__Material__

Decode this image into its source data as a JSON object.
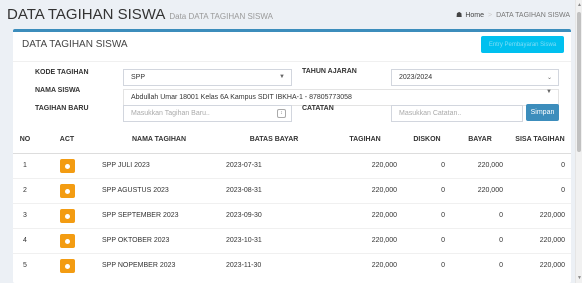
{
  "header": {
    "title": "DATA TAGIHAN SISWA",
    "subtitle": "Data DATA TAGIHAN SISWA",
    "breadcrumb": {
      "home": "Home",
      "current": "DATA TAGIHAN SISWA"
    }
  },
  "box": {
    "title": "DATA TAGIHAN SISWA",
    "top_button": "Entry Pembayaran Siswa"
  },
  "form": {
    "kode_tagihan_label": "KODE TAGIHAN",
    "kode_tagihan_value": "SPP",
    "tahun_ajaran_label": "TAHUN AJARAN",
    "tahun_ajaran_value": "2023/2024",
    "nama_siswa_label": "NAMA SISWA",
    "nama_siswa_value": "Abdullah Umar 18001 Kelas 6A Kampus SDIT IBKHA-1 - 87805773058",
    "tagihan_baru_label": "TAGIHAN BARU",
    "tagihan_baru_placeholder": "Masukkan Tagihan Baru..",
    "catatan_label": "CATATAN",
    "catatan_placeholder": "Masukkan Catatan..",
    "save_label": "Simpan"
  },
  "table": {
    "columns": [
      "NO",
      "ACT",
      "NAMA TAGIHAN",
      "BATAS BAYAR",
      "TAGIHAN",
      "DISKON",
      "BAYAR",
      "SISA TAGIHAN"
    ],
    "rows": [
      {
        "no": "1",
        "nama": "SPP JULI 2023",
        "batas": "2023-07-31",
        "tagihan": "220,000",
        "diskon": "0",
        "bayar": "220,000",
        "sisa": "0"
      },
      {
        "no": "2",
        "nama": "SPP AGUSTUS 2023",
        "batas": "2023-08-31",
        "tagihan": "220,000",
        "diskon": "0",
        "bayar": "220,000",
        "sisa": "0"
      },
      {
        "no": "3",
        "nama": "SPP SEPTEMBER 2023",
        "batas": "2023-09-30",
        "tagihan": "220,000",
        "diskon": "0",
        "bayar": "0",
        "sisa": "220,000"
      },
      {
        "no": "4",
        "nama": "SPP OKTOBER 2023",
        "batas": "2023-10-31",
        "tagihan": "220,000",
        "diskon": "0",
        "bayar": "0",
        "sisa": "220,000"
      },
      {
        "no": "5",
        "nama": "SPP NOPEMBER 2023",
        "batas": "2023-11-30",
        "tagihan": "220,000",
        "diskon": "0",
        "bayar": "0",
        "sisa": "220,000"
      }
    ]
  },
  "icons": {
    "home": "home-icon",
    "dropdown": "chevron-down-icon",
    "spinner": "spinner-icon",
    "action": "settings-icon"
  },
  "colors": {
    "primary": "#3c8dbc",
    "info": "#00c0ef",
    "warning": "#f39c12",
    "background": "#ecf0f5"
  }
}
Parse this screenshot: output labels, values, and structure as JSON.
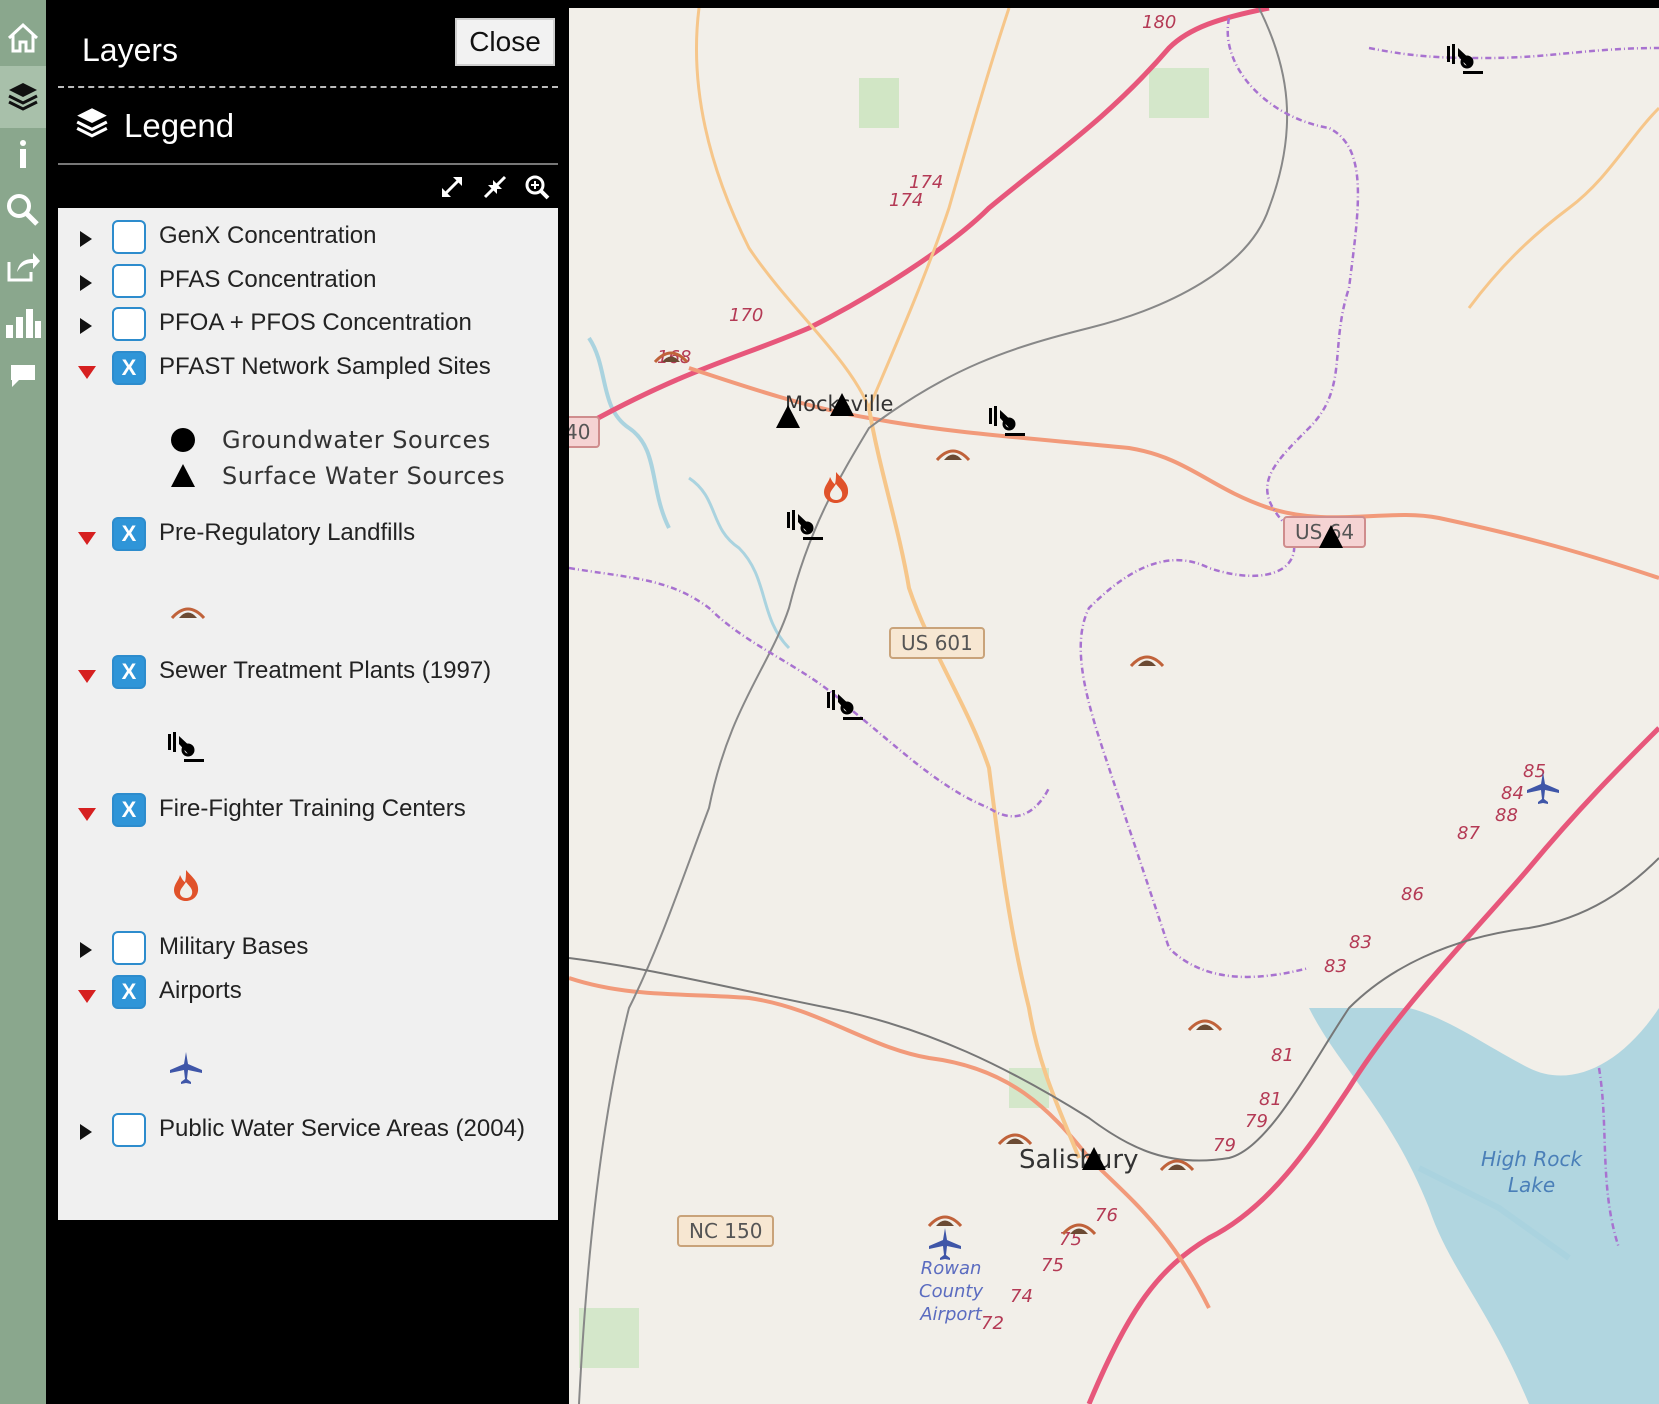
{
  "toolbar": {
    "icons": [
      "home-icon",
      "layers-icon",
      "info-icon",
      "search-icon",
      "share-icon",
      "chart-icon",
      "comment-icon"
    ]
  },
  "panel": {
    "title": "Layers",
    "close_label": "Close",
    "legend_title": "Legend",
    "controls": [
      "expand-icon",
      "collapse-icon",
      "zoom-icon"
    ]
  },
  "layers": [
    {
      "label": "GenX Concentration",
      "checked": false,
      "expanded": false
    },
    {
      "label": "PFAS Concentration",
      "checked": false,
      "expanded": false
    },
    {
      "label": "PFOA + PFOS Concentration",
      "checked": false,
      "expanded": false
    },
    {
      "label": "PFAST Network Sampled Sites",
      "checked": true,
      "expanded": true,
      "symbols": [
        {
          "shape": "circle",
          "label": "Groundwater Sources"
        },
        {
          "shape": "triangle",
          "label": "Surface Water Sources"
        }
      ]
    },
    {
      "label": "Pre-Regulatory Landfills",
      "checked": true,
      "expanded": true,
      "symbol": "landfill-icon"
    },
    {
      "label": "Sewer Treatment Plants (1997)",
      "checked": true,
      "expanded": true,
      "symbol": "sewer-plant-icon"
    },
    {
      "label": "Fire-Fighter Training Centers",
      "checked": true,
      "expanded": true,
      "symbol": "fire-icon"
    },
    {
      "label": "Military Bases",
      "checked": false,
      "expanded": false
    },
    {
      "label": "Airports",
      "checked": true,
      "expanded": true,
      "symbol": "airplane-icon"
    },
    {
      "label": "Public Water Service Areas (2004)",
      "checked": false,
      "expanded": false
    }
  ],
  "checkbox_mark": "X",
  "map": {
    "places": {
      "mocksville": "Mocksville",
      "salisbury": "Salisbury",
      "airport": [
        "Rowan",
        "County",
        "Airport"
      ],
      "lake": [
        "High Rock",
        "Lake"
      ]
    },
    "shields": {
      "us601": "US 601",
      "us64": "US 64",
      "nc150": "NC 150",
      "i40": "40"
    },
    "exits": [
      "180",
      "174",
      "174",
      "170",
      "168",
      "85",
      "84",
      "88",
      "87",
      "86",
      "83",
      "83",
      "81",
      "81",
      "79",
      "79",
      "76",
      "75",
      "75",
      "74",
      "72"
    ],
    "colors": {
      "motorway": "#e7577b",
      "trunk": "#f29a7a",
      "secondary": "#f6c68a",
      "rail": "#777777",
      "boundary": "#a872d0",
      "water": "#aad3df",
      "park": "#c8e4bc"
    }
  }
}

__What you will do__
Every record must be copied exactly, with images dropped from the result.

__Response to this task__
Decode this image into its source data as a JSON object.
{
  "header": {
    "title": "DATA TAGIHAN SISWA",
    "subtitle": "Data DATA TAGIHAN SISWA",
    "breadcrumb": {
      "home": "Home",
      "current": "DATA TAGIHAN SISWA"
    }
  },
  "box": {
    "title": "DATA TAGIHAN SISWA",
    "top_button": "Entry Pembayaran Siswa"
  },
  "form": {
    "kode_tagihan_label": "KODE TAGIHAN",
    "kode_tagihan_value": "SPP",
    "tahun_ajaran_label": "TAHUN AJARAN",
    "tahun_ajaran_value": "2023/2024",
    "nama_siswa_label": "NAMA SISWA",
    "nama_siswa_value": "Abdullah Umar 18001 Kelas 6A Kampus SDIT IBKHA-1 - 87805773058",
    "tagihan_baru_label": "TAGIHAN BARU",
    "tagihan_baru_placeholder": "Masukkan Tagihan Baru..",
    "catatan_label": "CATATAN",
    "catatan_placeholder": "Masukkan Catatan..",
    "save_label": "Simpan"
  },
  "table": {
    "columns": [
      "NO",
      "ACT",
      "NAMA TAGIHAN",
      "BATAS BAYAR",
      "TAGIHAN",
      "DISKON",
      "BAYAR",
      "SISA TAGIHAN"
    ],
    "rows": [
      {
        "no": "1",
        "nama": "SPP JULI 2023",
        "batas": "2023-07-31",
        "tagihan": "220,000",
        "diskon": "0",
        "bayar": "220,000",
        "sisa": "0"
      },
      {
        "no": "2",
        "nama": "SPP AGUSTUS 2023",
        "batas": "2023-08-31",
        "tagihan": "220,000",
        "diskon": "0",
        "bayar": "220,000",
        "sisa": "0"
      },
      {
        "no": "3",
        "nama": "SPP SEPTEMBER 2023",
        "batas": "2023-09-30",
        "tagihan": "220,000",
        "diskon": "0",
        "bayar": "0",
        "sisa": "220,000"
      },
      {
        "no": "4",
        "nama": "SPP OKTOBER 2023",
        "batas": "2023-10-31",
        "tagihan": "220,000",
        "diskon": "0",
        "bayar": "0",
        "sisa": "220,000"
      },
      {
        "no": "5",
        "nama": "SPP NOPEMBER 2023",
        "batas": "2023-11-30",
        "tagihan": "220,000",
        "diskon": "0",
        "bayar": "0",
        "sisa": "220,000"
      }
    ]
  },
  "icons": {
    "home": "home-icon",
    "dropdown": "chevron-down-icon",
    "spinner": "spinner-icon",
    "action": "settings-icon"
  },
  "colors": {
    "primary": "#3c8dbc",
    "info": "#00c0ef",
    "warning": "#f39c12",
    "background": "#ecf0f5"
  }
}
Parse this screenshot: output labels, values, and structure as JSON.
{
  "toolbar": {
    "icons": [
      "home-icon",
      "layers-icon",
      "info-icon",
      "search-icon",
      "share-icon",
      "chart-icon",
      "comment-icon"
    ]
  },
  "panel": {
    "title": "Layers",
    "close_label": "Close",
    "legend_title": "Legend",
    "controls": [
      "expand-icon",
      "collapse-icon",
      "zoom-icon"
    ]
  },
  "layers": [
    {
      "label": "GenX Concentration",
      "checked": false,
      "expanded": false
    },
    {
      "label": "PFAS Concentration",
      "checked": false,
      "expanded": false
    },
    {
      "label": "PFOA + PFOS Concentration",
      "checked": false,
      "expanded": false
    },
    {
      "label": "PFAST Network Sampled Sites",
      "checked": true,
      "expanded": true,
      "symbols": [
        {
          "shape": "circle",
          "label": "Groundwater Sources"
        },
        {
          "shape": "triangle",
          "label": "Surface Water Sources"
        }
      ]
    },
    {
      "label": "Pre-Regulatory Landfills",
      "checked": true,
      "expanded": true,
      "symbol": "landfill-icon"
    },
    {
      "label": "Sewer Treatment Plants (1997)",
      "checked": true,
      "expanded": true,
      "symbol": "sewer-plant-icon"
    },
    {
      "label": "Fire-Fighter Training Centers",
      "checked": true,
      "expanded": true,
      "symbol": "fire-icon"
    },
    {
      "label": "Military Bases",
      "checked": false,
      "expanded": false
    },
    {
      "label": "Airports",
      "checked": true,
      "expanded": true,
      "symbol": "airplane-icon"
    },
    {
      "label": "Public Water Service Areas (2004)",
      "checked": false,
      "expanded": false
    }
  ],
  "checkbox_mark": "X",
  "map": {
    "places": {
      "mocksville": "Mocksville",
      "salisbury": "Salisbury",
      "airport": [
        "Rowan",
        "County",
        "Airport"
      ],
      "lake": [
        "High Rock",
        "Lake"
      ]
    },
    "shields": {
      "us601": "US 601",
      "us64": "US 64",
      "nc150": "NC 150",
      "i40": "40"
    },
    "exits": [
      "180",
      "174",
      "174",
      "170",
      "168",
      "85",
      "84",
      "88",
      "87",
      "86",
      "83",
      "83",
      "81",
      "81",
      "79",
      "79",
      "76",
      "75",
      "75",
      "74",
      "72"
    ],
    "colors": {
      "motorway": "#e7577b",
      "trunk": "#f29a7a",
      "secondary": "#f6c68a",
      "rail": "#777777",
      "boundary": "#a872d0",
      "water": "#aad3df",
      "park": "#c8e4bc"
    }
  }
}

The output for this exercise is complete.